» Exercise task: Restate each entry word for word, leaving nothing out.

Dataset excerpt
________________

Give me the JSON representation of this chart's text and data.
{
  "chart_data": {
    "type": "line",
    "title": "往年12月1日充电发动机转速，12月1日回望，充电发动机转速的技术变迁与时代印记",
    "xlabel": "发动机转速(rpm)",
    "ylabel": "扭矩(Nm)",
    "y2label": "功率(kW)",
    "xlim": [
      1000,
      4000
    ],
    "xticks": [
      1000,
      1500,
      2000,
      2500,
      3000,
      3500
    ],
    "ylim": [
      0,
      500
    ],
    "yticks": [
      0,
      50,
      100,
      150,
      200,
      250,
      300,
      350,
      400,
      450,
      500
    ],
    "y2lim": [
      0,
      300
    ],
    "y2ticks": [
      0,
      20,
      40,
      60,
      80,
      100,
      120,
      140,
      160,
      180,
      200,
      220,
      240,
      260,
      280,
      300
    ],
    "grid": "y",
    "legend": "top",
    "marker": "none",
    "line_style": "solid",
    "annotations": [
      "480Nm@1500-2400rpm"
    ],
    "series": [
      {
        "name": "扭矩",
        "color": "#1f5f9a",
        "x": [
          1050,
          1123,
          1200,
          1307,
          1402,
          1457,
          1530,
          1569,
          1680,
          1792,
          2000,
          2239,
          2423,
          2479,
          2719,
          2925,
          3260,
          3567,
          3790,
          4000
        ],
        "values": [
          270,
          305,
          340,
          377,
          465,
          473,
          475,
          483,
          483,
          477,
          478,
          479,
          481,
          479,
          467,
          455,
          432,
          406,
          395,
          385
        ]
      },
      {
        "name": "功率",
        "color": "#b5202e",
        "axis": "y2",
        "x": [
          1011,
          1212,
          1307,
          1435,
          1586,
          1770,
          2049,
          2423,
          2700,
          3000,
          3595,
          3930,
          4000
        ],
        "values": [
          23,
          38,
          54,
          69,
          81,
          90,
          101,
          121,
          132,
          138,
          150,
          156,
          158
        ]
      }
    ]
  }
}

________________

» Answer below:
Give me the JSON representation of this chart's text and data.
{
  "chart_data": {
    "type": "line",
    "title": "往年12月1日充电发动机转速，12月1日回望，充电发动机转速的技术变迁与时代印记",
    "xlabel": "发动机转速(rpm)",
    "ylabel": "扭矩(Nm)",
    "y2label": "功率(kW)",
    "xlim": [
      1000,
      4000
    ],
    "xticks": [
      1000,
      1500,
      2000,
      2500,
      3000,
      3500
    ],
    "ylim": [
      0,
      500
    ],
    "yticks": [
      0,
      50,
      100,
      150,
      200,
      250,
      300,
      350,
      400,
      450,
      500
    ],
    "y2lim": [
      0,
      300
    ],
    "y2ticks": [
      0,
      20,
      40,
      60,
      80,
      100,
      120,
      140,
      160,
      180,
      200,
      220,
      240,
      260,
      280,
      300
    ],
    "grid": "y",
    "legend": "top",
    "marker": "none",
    "line_style": "solid",
    "annotations": [
      "480Nm@1500-2400rpm"
    ],
    "series": [
      {
        "name": "扭矩",
        "color": "#1f5f9a",
        "x": [
          1050,
          1123,
          1200,
          1307,
          1402,
          1457,
          1530,
          1569,
          1680,
          1792,
          2000,
          2239,
          2423,
          2479,
          2719,
          2925,
          3260,
          3567,
          3790,
          4000
        ],
        "values": [
          270,
          305,
          340,
          377,
          465,
          473,
          475,
          483,
          483,
          477,
          478,
          479,
          481,
          479,
          467,
          455,
          432,
          406,
          395,
          385
        ]
      },
      {
        "name": "功率",
        "color": "#b5202e",
        "axis": "y2",
        "x": [
          1011,
          1212,
          1307,
          1435,
          1586,
          1770,
          2049,
          2423,
          2700,
          3000,
          3595,
          3930,
          4000
        ],
        "values": [
          23,
          38,
          54,
          69,
          81,
          90,
          101,
          121,
          132,
          138,
          150,
          156,
          158
        ]
      }
    ]
  }
}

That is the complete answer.